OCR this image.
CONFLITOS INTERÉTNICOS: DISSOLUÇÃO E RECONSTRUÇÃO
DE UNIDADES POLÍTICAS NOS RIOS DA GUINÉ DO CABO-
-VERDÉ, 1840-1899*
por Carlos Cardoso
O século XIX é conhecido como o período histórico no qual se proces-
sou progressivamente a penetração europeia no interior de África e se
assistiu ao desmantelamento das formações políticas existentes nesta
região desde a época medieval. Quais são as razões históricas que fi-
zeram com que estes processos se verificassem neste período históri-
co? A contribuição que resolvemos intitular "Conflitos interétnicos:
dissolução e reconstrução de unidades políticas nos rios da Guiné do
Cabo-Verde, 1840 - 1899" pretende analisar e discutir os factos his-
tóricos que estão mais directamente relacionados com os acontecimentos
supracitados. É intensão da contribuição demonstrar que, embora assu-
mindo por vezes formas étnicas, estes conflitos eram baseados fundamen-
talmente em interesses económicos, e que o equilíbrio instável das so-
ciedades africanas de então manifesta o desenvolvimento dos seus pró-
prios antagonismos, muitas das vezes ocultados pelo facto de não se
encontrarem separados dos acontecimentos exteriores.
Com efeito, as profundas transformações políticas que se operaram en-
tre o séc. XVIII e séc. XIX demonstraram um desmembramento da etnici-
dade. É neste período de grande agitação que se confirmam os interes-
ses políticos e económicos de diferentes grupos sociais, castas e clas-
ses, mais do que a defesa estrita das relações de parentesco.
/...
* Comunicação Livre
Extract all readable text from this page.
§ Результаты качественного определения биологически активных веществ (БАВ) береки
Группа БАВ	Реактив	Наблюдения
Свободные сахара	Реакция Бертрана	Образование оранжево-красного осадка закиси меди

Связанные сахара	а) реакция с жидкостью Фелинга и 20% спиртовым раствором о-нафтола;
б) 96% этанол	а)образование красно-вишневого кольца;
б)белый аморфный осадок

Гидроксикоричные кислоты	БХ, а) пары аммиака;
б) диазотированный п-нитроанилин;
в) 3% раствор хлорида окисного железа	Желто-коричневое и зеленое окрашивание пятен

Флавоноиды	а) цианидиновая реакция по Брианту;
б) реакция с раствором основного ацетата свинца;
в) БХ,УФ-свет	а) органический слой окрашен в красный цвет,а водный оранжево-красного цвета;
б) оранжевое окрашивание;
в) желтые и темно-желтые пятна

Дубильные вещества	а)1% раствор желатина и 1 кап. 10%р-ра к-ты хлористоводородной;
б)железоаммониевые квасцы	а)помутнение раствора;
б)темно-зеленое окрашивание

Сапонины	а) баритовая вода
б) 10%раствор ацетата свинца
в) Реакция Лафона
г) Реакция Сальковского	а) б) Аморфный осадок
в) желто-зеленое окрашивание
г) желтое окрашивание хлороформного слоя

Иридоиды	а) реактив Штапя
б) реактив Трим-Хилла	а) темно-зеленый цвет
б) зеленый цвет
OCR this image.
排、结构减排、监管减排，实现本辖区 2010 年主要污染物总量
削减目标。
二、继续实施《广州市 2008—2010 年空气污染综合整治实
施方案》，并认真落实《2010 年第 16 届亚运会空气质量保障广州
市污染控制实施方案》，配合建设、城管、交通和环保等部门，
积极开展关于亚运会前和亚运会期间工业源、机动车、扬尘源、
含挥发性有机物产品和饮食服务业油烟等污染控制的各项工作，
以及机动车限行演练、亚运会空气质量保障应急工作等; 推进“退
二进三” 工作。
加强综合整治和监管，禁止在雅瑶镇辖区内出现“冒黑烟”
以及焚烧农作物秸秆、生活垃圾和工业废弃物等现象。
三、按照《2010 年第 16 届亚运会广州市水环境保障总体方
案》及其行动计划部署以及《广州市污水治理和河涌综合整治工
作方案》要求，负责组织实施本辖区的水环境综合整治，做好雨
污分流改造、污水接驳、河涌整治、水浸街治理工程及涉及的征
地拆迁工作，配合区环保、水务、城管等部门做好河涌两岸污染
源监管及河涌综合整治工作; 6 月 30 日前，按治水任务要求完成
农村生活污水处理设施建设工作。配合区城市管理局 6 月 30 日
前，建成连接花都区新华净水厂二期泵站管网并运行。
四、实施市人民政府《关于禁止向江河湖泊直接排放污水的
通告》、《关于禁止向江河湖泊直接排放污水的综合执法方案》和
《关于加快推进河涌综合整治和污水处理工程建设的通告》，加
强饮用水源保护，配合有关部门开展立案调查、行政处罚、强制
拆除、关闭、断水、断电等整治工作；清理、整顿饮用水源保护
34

★ ★ ★

WORK REQUIRED → Transcribe all lines as written.

SOLUTION TO THIS EXERCISE →
OCR this image.
CONFLITOS INTERÉTNICOS: DISSOLUÇÃO E RECONSTRUÇÃO
DE UNIDADES POLÍTICAS NOS RIOS DA GUINÉ DO CABO-
-VERDÉ, 1840-1899*
por Carlos Cardoso
O século XIX é conhecido como o período histórico no qual se proces-
sou progressivamente a penetração europeia no interior de África e se
assistiu ao desmantelamento das formações políticas existentes nesta
região desde a época medieval. Quais são as razões históricas que fi-
zeram com que estes processos se verificassem neste período históri-
co? A contribuição que resolvemos intitular "Conflitos interétnicos:
dissolução e reconstrução de unidades políticas nos rios da Guiné do
Cabo-Verde, 1840 - 1899" pretende analisar e discutir os factos his-
tóricos que estão mais directamente relacionados com os acontecimentos
supracitados. É intensão da contribuição demonstrar que, embora assu-
mindo por vezes formas étnicas, estes conflitos eram baseados fundamen-
talmente em interesses económicos, e que o equilíbrio instável das so-
ciedades africanas de então manifesta o desenvolvimento dos seus pró-
prios antagonismos, muitas das vezes ocultados pelo facto de não se
encontrarem separados dos acontecimentos exteriores.
Com efeito, as profundas transformações políticas que se operaram en-
tre o séc. XVIII e séc. XIX demonstraram um desmembramento da etnici-
dade. É neste período de grande agitação que se confirmam os interes-
ses políticos e económicos de diferentes grupos sociais, castas e clas-
ses, mais do que a defesa estrita das relações de parentesco.
/...
* Comunicação Livre
Extract all readable text from this page.
§ Результаты качественного определения биологически активных веществ (БАВ) береки
Группа БАВ	Реактив	Наблюдения
Свободные сахара	Реакция Бертрана	Образование оранжево-красного осадка закиси меди

Связанные сахара	а) реакция с жидкостью Фелинга и 20% спиртовым раствором о-нафтола;
б) 96% этанол	а)образование красно-вишневого кольца;
б)белый аморфный осадок

Гидроксикоричные кислоты	БХ, а) пары аммиака;
б) диазотированный п-нитроанилин;
в) 3% раствор хлорида окисного железа	Желто-коричневое и зеленое окрашивание пятен

Флавоноиды	а) цианидиновая реакция по Брианту;
б) реакция с раствором основного ацетата свинца;
в) БХ,УФ-свет	а) органический слой окрашен в красный цвет,а водный оранжево-красного цвета;
б) оранжевое окрашивание;
в) желтые и темно-желтые пятна

Дубильные вещества	а)1% раствор желатина и 1 кап. 10%р-ра к-ты хлористоводородной;
б)железоаммониевые квасцы	а)помутнение раствора;
б)темно-зеленое окрашивание

Сапонины	а) баритовая вода
б) 10%раствор ацетата свинца
в) Реакция Лафона
г) Реакция Сальковского	а) б) Аморфный осадок
в) желто-зеленое окрашивание
г) желтое окрашивание хлороформного слоя

Иридоиды	а) реактив Штапя
б) реактив Трим-Хилла	а) темно-зеленый цвет
б) зеленый цвет
OCR this image.
排、结构减排、监管减排，实现本辖区 2010 年主要污染物总量
削减目标。
二、继续实施《广州市 2008—2010 年空气污染综合整治实
施方案》，并认真落实《2010 年第 16 届亚运会空气质量保障广州
市污染控制实施方案》，配合建设、城管、交通和环保等部门，
积极开展关于亚运会前和亚运会期间工业源、机动车、扬尘源、
含挥发性有机物产品和饮食服务业油烟等污染控制的各项工作，
以及机动车限行演练、亚运会空气质量保障应急工作等; 推进“退
二进三” 工作。
加强综合整治和监管，禁止在雅瑶镇辖区内出现“冒黑烟”
以及焚烧农作物秸秆、生活垃圾和工业废弃物等现象。
三、按照《2010 年第 16 届亚运会广州市水环境保障总体方
案》及其行动计划部署以及《广州市污水治理和河涌综合整治工
作方案》要求，负责组织实施本辖区的水环境综合整治，做好雨
污分流改造、污水接驳、河涌整治、水浸街治理工程及涉及的征
地拆迁工作，配合区环保、水务、城管等部门做好河涌两岸污染
源监管及河涌综合整治工作; 6 月 30 日前，按治水任务要求完成
农村生活污水处理设施建设工作。配合区城市管理局 6 月 30 日
前，建成连接花都区新华净水厂二期泵站管网并运行。
四、实施市人民政府《关于禁止向江河湖泊直接排放污水的
通告》、《关于禁止向江河湖泊直接排放污水的综合执法方案》和
《关于加快推进河涌综合整治和污水处理工程建设的通告》，加
强饮用水源保护，配合有关部门开展立案调查、行政处罚、强制
拆除、关闭、断水、断电等整治工作；清理、整顿饮用水源保护
34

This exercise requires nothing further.